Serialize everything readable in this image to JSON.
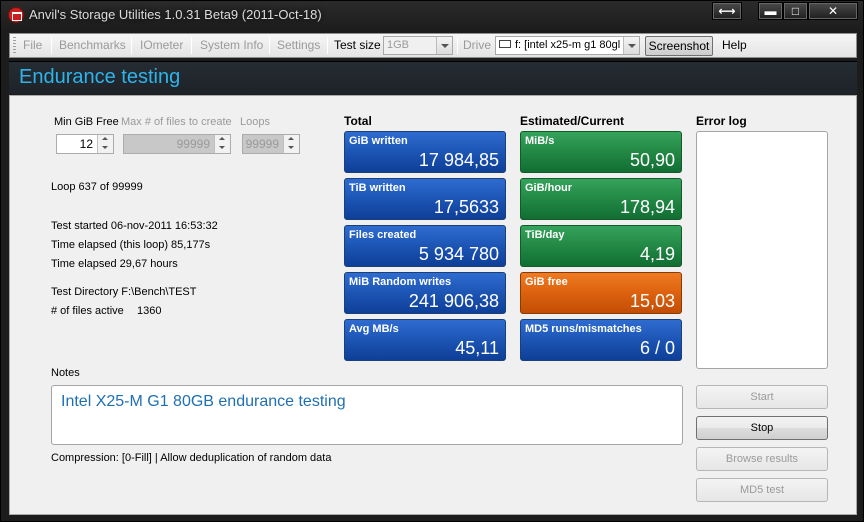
{
  "window": {
    "title": "Anvil's Storage Utilities 1.0.31 Beta9 (2011-Oct-18)",
    "buttons": {
      "move": "⟷",
      "minimize": "▬",
      "maximize": "□",
      "close": "✕"
    }
  },
  "menubar": {
    "items": [
      "File",
      "Benchmarks",
      "IOmeter",
      "System Info",
      "Settings"
    ],
    "test_size_label": "Test size",
    "test_size_value": "1GB",
    "drive_label": "Drive",
    "drive_value": "f: [intel x25-m g1 80gl",
    "screenshot_label": "Screenshot",
    "help_label": "Help"
  },
  "header": {
    "title": "Endurance testing"
  },
  "params": {
    "min_gib_free_label": "Min GiB Free",
    "min_gib_free_value": "12",
    "max_files_label": "Max # of files to create",
    "max_files_value": "99999",
    "loops_label": "Loops",
    "loops_value": "99999"
  },
  "status": {
    "loop": "Loop 637 of 99999",
    "test_started": "Test started 06-nov-2011 16:53:32",
    "elapsed_loop": "Time elapsed (this loop) 85,177s",
    "elapsed_total": "Time elapsed 29,67 hours",
    "test_directory": "Test Directory F:\\Bench\\TEST",
    "files_active_label": "# of files active",
    "files_active_value": "1360"
  },
  "total": {
    "heading": "Total",
    "tiles": [
      {
        "label": "GiB written",
        "value": "17 984,85"
      },
      {
        "label": "TiB written",
        "value": "17,5633"
      },
      {
        "label": "Files created",
        "value": "5 934 780"
      },
      {
        "label": "MiB Random writes",
        "value": "241 906,38"
      },
      {
        "label": "Avg MB/s",
        "value": "45,11"
      }
    ]
  },
  "estimated": {
    "heading": "Estimated/Current",
    "tiles": [
      {
        "label": "MiB/s",
        "value": "50,90"
      },
      {
        "label": "GiB/hour",
        "value": "178,94"
      },
      {
        "label": "TiB/day",
        "value": "4,19"
      },
      {
        "label": "GiB free",
        "value": "15,03"
      },
      {
        "label": "MD5 runs/mismatches",
        "value": "6 / 0"
      }
    ]
  },
  "error_log": {
    "heading": "Error log"
  },
  "notes": {
    "label": "Notes",
    "text": "Intel X25-M G1 80GB endurance testing",
    "compression": "Compression: [0-Fill]  |  Allow deduplication of random data"
  },
  "actions": {
    "start": "Start",
    "stop": "Stop",
    "browse": "Browse results",
    "md5": "MD5 test"
  },
  "colors": {
    "accent": "#2fb4ea",
    "tile_blue": "#1e57b7",
    "tile_green": "#248b47",
    "tile_orange": "#df6411",
    "notes_text": "#1f6fb3"
  }
}
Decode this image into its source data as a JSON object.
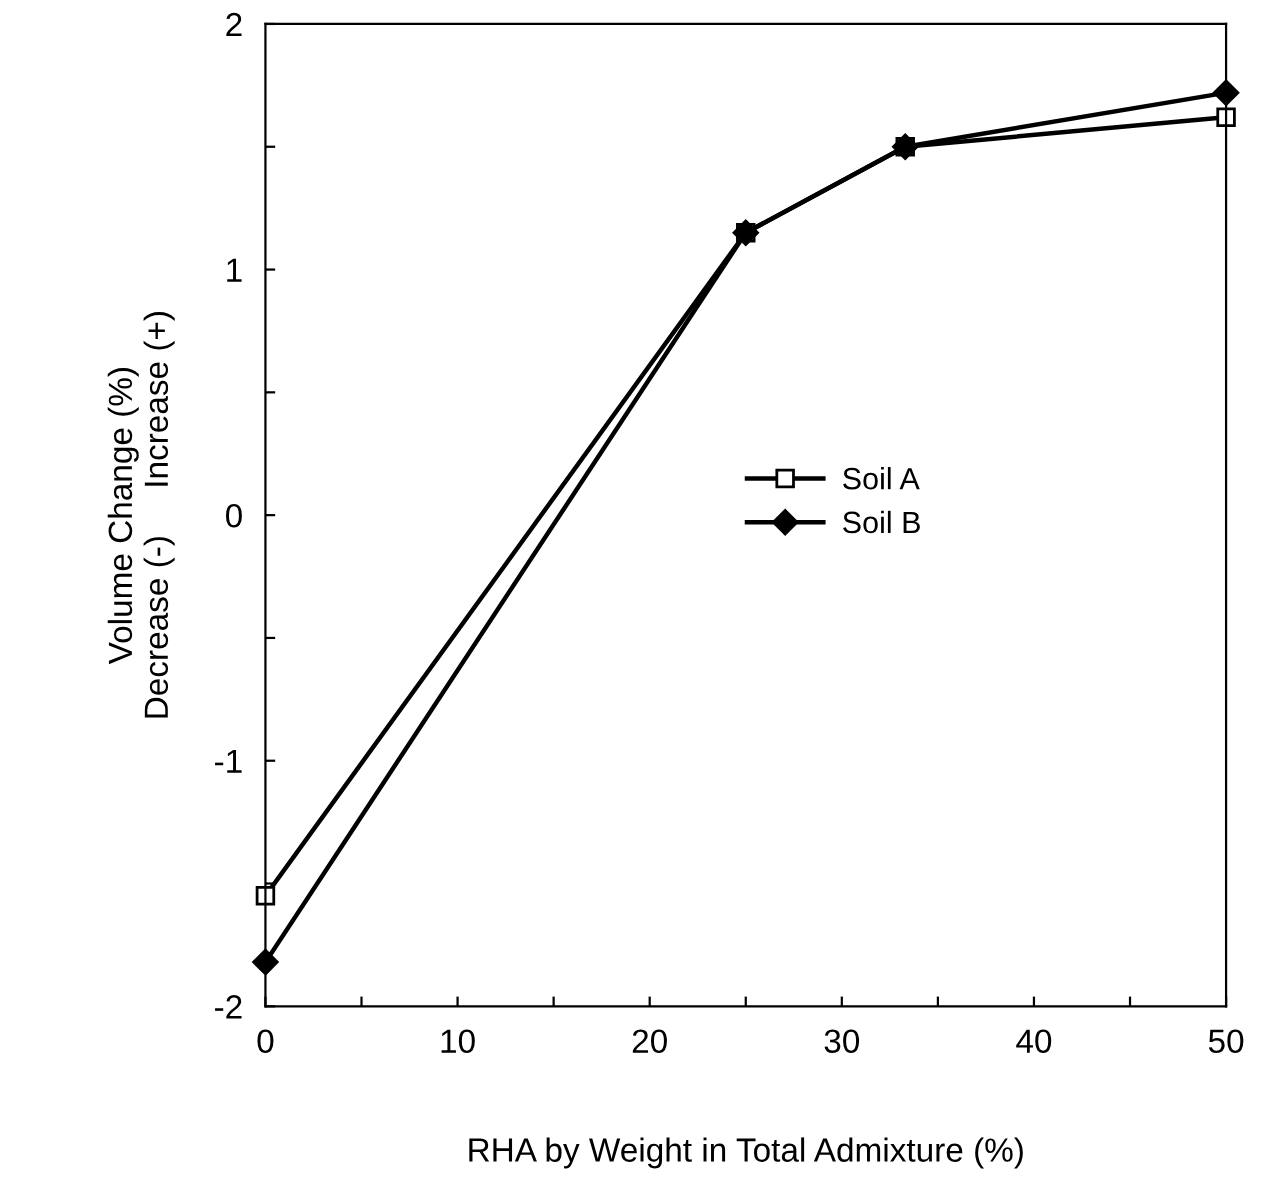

• • • • • • •

Exercise directions:
Considering only the records above, state the number of lines that include the word "heading", with nothing added.

Answer to the problem:
3